:: Information given ::
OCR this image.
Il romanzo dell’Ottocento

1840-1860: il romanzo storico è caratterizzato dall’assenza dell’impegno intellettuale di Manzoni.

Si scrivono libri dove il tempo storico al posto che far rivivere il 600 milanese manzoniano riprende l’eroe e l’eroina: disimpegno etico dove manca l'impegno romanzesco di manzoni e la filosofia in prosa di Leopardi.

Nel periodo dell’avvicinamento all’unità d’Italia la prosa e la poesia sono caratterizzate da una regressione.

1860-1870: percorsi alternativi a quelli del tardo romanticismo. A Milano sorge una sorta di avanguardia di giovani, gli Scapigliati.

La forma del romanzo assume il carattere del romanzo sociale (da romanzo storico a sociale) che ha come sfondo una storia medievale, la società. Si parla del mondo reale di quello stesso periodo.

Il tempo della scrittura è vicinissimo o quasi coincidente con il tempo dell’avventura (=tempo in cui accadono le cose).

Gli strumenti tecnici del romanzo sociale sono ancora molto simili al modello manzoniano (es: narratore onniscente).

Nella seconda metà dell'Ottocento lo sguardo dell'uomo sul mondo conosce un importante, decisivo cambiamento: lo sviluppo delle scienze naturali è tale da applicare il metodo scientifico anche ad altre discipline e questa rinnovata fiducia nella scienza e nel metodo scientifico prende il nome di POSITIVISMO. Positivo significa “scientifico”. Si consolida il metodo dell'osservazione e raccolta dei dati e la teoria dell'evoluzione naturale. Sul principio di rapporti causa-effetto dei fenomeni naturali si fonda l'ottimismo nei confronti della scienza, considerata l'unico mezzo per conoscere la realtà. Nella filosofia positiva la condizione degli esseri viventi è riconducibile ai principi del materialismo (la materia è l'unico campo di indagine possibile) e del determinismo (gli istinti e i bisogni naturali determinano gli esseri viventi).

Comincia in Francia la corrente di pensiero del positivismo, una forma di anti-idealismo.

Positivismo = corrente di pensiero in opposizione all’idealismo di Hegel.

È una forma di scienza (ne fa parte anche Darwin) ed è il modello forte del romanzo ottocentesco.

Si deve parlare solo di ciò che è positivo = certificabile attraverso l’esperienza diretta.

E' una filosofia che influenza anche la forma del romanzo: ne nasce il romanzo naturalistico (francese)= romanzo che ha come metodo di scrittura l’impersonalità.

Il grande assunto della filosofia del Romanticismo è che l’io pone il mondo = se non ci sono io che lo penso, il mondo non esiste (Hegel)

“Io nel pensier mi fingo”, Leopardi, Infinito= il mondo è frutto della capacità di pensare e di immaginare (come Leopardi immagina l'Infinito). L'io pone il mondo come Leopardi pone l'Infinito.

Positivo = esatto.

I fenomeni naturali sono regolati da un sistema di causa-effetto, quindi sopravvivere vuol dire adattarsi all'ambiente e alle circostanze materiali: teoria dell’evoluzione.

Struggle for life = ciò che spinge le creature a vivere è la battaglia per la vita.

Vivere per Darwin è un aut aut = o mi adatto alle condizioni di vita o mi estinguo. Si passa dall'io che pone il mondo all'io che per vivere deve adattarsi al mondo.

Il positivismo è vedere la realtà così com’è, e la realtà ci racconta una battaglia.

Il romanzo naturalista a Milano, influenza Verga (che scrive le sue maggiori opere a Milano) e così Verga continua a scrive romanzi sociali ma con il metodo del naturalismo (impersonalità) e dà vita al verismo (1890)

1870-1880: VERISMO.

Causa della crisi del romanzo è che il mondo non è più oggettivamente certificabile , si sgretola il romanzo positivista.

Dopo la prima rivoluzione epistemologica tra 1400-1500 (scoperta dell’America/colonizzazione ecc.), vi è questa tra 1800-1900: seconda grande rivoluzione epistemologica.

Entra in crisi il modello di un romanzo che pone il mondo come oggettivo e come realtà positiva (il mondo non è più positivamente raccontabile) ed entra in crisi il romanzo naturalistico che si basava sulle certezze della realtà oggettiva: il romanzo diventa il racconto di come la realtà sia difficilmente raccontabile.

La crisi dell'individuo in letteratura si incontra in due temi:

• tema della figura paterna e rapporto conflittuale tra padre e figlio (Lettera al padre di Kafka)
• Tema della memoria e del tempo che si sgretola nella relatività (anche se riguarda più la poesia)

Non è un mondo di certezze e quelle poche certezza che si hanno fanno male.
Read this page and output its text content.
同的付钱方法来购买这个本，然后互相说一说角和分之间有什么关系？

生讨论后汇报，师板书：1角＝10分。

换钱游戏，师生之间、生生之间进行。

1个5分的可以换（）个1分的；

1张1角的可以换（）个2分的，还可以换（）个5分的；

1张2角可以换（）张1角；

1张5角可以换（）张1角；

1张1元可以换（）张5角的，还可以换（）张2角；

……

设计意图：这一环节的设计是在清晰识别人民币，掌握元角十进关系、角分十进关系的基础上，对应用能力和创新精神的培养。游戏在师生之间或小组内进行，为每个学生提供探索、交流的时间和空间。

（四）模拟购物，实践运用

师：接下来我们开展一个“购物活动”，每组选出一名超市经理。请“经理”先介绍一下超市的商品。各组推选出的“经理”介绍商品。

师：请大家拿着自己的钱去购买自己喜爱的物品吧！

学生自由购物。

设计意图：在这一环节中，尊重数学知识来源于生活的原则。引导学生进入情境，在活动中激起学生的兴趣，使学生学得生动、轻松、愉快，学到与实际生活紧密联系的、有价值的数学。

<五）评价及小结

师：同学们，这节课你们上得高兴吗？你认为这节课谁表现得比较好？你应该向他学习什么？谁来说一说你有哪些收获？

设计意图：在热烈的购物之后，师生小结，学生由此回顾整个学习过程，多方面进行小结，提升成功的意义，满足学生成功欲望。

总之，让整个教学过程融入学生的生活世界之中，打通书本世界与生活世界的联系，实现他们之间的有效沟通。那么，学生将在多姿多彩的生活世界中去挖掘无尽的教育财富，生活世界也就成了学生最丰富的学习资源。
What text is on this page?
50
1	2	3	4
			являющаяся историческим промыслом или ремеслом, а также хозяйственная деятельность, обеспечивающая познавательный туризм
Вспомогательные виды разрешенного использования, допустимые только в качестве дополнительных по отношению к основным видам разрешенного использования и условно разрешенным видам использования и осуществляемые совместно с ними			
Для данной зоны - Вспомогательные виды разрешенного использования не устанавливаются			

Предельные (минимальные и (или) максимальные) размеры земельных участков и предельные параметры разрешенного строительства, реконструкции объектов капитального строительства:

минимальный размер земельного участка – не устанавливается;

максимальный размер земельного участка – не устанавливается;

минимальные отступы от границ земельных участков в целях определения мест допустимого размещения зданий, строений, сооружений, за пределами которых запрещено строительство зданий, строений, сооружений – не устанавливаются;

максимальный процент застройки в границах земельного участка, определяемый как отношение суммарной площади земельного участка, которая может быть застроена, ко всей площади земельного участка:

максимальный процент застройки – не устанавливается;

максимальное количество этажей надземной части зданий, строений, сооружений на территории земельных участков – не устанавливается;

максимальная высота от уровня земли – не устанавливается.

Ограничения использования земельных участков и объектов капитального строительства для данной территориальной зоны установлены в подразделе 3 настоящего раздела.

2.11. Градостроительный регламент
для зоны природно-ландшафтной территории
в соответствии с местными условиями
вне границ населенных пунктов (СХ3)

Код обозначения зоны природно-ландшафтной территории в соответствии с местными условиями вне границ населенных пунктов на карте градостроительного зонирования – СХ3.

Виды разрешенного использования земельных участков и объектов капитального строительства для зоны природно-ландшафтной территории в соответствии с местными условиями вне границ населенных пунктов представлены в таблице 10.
:::
Problem details ▸ Print out the whole listing exactly as it appears.

Expected answer ▸
OCR this image.
Il romanzo dell’Ottocento

1840-1860: il romanzo storico è caratterizzato dall’assenza dell’impegno intellettuale di Manzoni.

Si scrivono libri dove il tempo storico al posto che far rivivere il 600 milanese manzoniano riprende l’eroe e l’eroina: disimpegno etico dove manca l'impegno romanzesco di manzoni e la filosofia in prosa di Leopardi.

Nel periodo dell’avvicinamento all’unità d’Italia la prosa e la poesia sono caratterizzate da una regressione.

1860-1870: percorsi alternativi a quelli del tardo romanticismo. A Milano sorge una sorta di avanguardia di giovani, gli Scapigliati.

La forma del romanzo assume il carattere del romanzo sociale (da romanzo storico a sociale) che ha come sfondo una storia medievale, la società. Si parla del mondo reale di quello stesso periodo.

Il tempo della scrittura è vicinissimo o quasi coincidente con il tempo dell’avventura (=tempo in cui accadono le cose).

Gli strumenti tecnici del romanzo sociale sono ancora molto simili al modello manzoniano (es: narratore onniscente).

Nella seconda metà dell'Ottocento lo sguardo dell'uomo sul mondo conosce un importante, decisivo cambiamento: lo sviluppo delle scienze naturali è tale da applicare il metodo scientifico anche ad altre discipline e questa rinnovata fiducia nella scienza e nel metodo scientifico prende il nome di POSITIVISMO. Positivo significa “scientifico”. Si consolida il metodo dell'osservazione e raccolta dei dati e la teoria dell'evoluzione naturale. Sul principio di rapporti causa-effetto dei fenomeni naturali si fonda l'ottimismo nei confronti della scienza, considerata l'unico mezzo per conoscere la realtà. Nella filosofia positiva la condizione degli esseri viventi è riconducibile ai principi del materialismo (la materia è l'unico campo di indagine possibile) e del determinismo (gli istinti e i bisogni naturali determinano gli esseri viventi).

Comincia in Francia la corrente di pensiero del positivismo, una forma di anti-idealismo.

Positivismo = corrente di pensiero in opposizione all’idealismo di Hegel.

È una forma di scienza (ne fa parte anche Darwin) ed è il modello forte del romanzo ottocentesco.

Si deve parlare solo di ciò che è positivo = certificabile attraverso l’esperienza diretta.

E' una filosofia che influenza anche la forma del romanzo: ne nasce il romanzo naturalistico (francese)= romanzo che ha come metodo di scrittura l’impersonalità.

Il grande assunto della filosofia del Romanticismo è che l’io pone il mondo = se non ci sono io che lo penso, il mondo non esiste (Hegel)

“Io nel pensier mi fingo”, Leopardi, Infinito= il mondo è frutto della capacità di pensare e di immaginare (come Leopardi immagina l'Infinito). L'io pone il mondo come Leopardi pone l'Infinito.

Positivo = esatto.

I fenomeni naturali sono regolati da un sistema di causa-effetto, quindi sopravvivere vuol dire adattarsi all'ambiente e alle circostanze materiali: teoria dell’evoluzione.

Struggle for life = ciò che spinge le creature a vivere è la battaglia per la vita.

Vivere per Darwin è un aut aut = o mi adatto alle condizioni di vita o mi estinguo. Si passa dall'io che pone il mondo all'io che per vivere deve adattarsi al mondo.

Il positivismo è vedere la realtà così com’è, e la realtà ci racconta una battaglia.

Il romanzo naturalista a Milano, influenza Verga (che scrive le sue maggiori opere a Milano) e così Verga continua a scrive romanzi sociali ma con il metodo del naturalismo (impersonalità) e dà vita al verismo (1890)

1870-1880: VERISMO.

Causa della crisi del romanzo è che il mondo non è più oggettivamente certificabile , si sgretola il romanzo positivista.

Dopo la prima rivoluzione epistemologica tra 1400-1500 (scoperta dell’America/colonizzazione ecc.), vi è questa tra 1800-1900: seconda grande rivoluzione epistemologica.

Entra in crisi il modello di un romanzo che pone il mondo come oggettivo e come realtà positiva (il mondo non è più positivamente raccontabile) ed entra in crisi il romanzo naturalistico che si basava sulle certezze della realtà oggettiva: il romanzo diventa il racconto di come la realtà sia difficilmente raccontabile.

La crisi dell'individuo in letteratura si incontra in due temi:

• tema della figura paterna e rapporto conflittuale tra padre e figlio (Lettera al padre di Kafka)
• Tema della memoria e del tempo che si sgretola nella relatività (anche se riguarda più la poesia)

Non è un mondo di certezze e quelle poche certezza che si hanno fanno male.
Read this page and output its text content.
同的付钱方法来购买这个本，然后互相说一说角和分之间有什么关系？

生讨论后汇报，师板书：1角＝10分。

换钱游戏，师生之间、生生之间进行。

1个5分的可以换（）个1分的；

1张1角的可以换（）个2分的，还可以换（）个5分的；

1张2角可以换（）张1角；

1张5角可以换（）张1角；

1张1元可以换（）张5角的，还可以换（）张2角；

……

设计意图：这一环节的设计是在清晰识别人民币，掌握元角十进关系、角分十进关系的基础上，对应用能力和创新精神的培养。游戏在师生之间或小组内进行，为每个学生提供探索、交流的时间和空间。

（四）模拟购物，实践运用

师：接下来我们开展一个“购物活动”，每组选出一名超市经理。请“经理”先介绍一下超市的商品。各组推选出的“经理”介绍商品。

师：请大家拿着自己的钱去购买自己喜爱的物品吧！

学生自由购物。

设计意图：在这一环节中，尊重数学知识来源于生活的原则。引导学生进入情境，在活动中激起学生的兴趣，使学生学得生动、轻松、愉快，学到与实际生活紧密联系的、有价值的数学。

<五）评价及小结

师：同学们，这节课你们上得高兴吗？你认为这节课谁表现得比较好？你应该向他学习什么？谁来说一说你有哪些收获？

设计意图：在热烈的购物之后，师生小结，学生由此回顾整个学习过程，多方面进行小结，提升成功的意义，满足学生成功欲望。

总之，让整个教学过程融入学生的生活世界之中，打通书本世界与生活世界的联系，实现他们之间的有效沟通。那么，学生将在多姿多彩的生活世界中去挖掘无尽的教育财富，生活世界也就成了学生最丰富的学习资源。
What text is on this page?
50
1	2	3	4
			являющаяся историческим промыслом или ремеслом, а также хозяйственная деятельность, обеспечивающая познавательный туризм
Вспомогательные виды разрешенного использования, допустимые только в качестве дополнительных по отношению к основным видам разрешенного использования и условно разрешенным видам использования и осуществляемые совместно с ними			
Для данной зоны - Вспомогательные виды разрешенного использования не устанавливаются			

Предельные (минимальные и (или) максимальные) размеры земельных участков и предельные параметры разрешенного строительства, реконструкции объектов капитального строительства:

минимальный размер земельного участка – не устанавливается;

максимальный размер земельного участка – не устанавливается;

минимальные отступы от границ земельных участков в целях определения мест допустимого размещения зданий, строений, сооружений, за пределами которых запрещено строительство зданий, строений, сооружений – не устанавливаются;

максимальный процент застройки в границах земельного участка, определяемый как отношение суммарной площади земельного участка, которая может быть застроена, ко всей площади земельного участка:

максимальный процент застройки – не устанавливается;

максимальное количество этажей надземной части зданий, строений, сооружений на территории земельных участков – не устанавливается;

максимальная высота от уровня земли – не устанавливается.

Ограничения использования земельных участков и объектов капитального строительства для данной территориальной зоны установлены в подразделе 3 настоящего раздела.

2.11. Градостроительный регламент
для зоны природно-ландшафтной территории
в соответствии с местными условиями
вне границ населенных пунктов (СХ3)

Код обозначения зоны природно-ландшафтной территории в соответствии с местными условиями вне границ населенных пунктов на карте градостроительного зонирования – СХ3.

Виды разрешенного использования земельных участков и объектов капитального строительства для зоны природно-ландшафтной территории в соответствии с местными условиями вне границ населенных пунктов представлены в таблице 10.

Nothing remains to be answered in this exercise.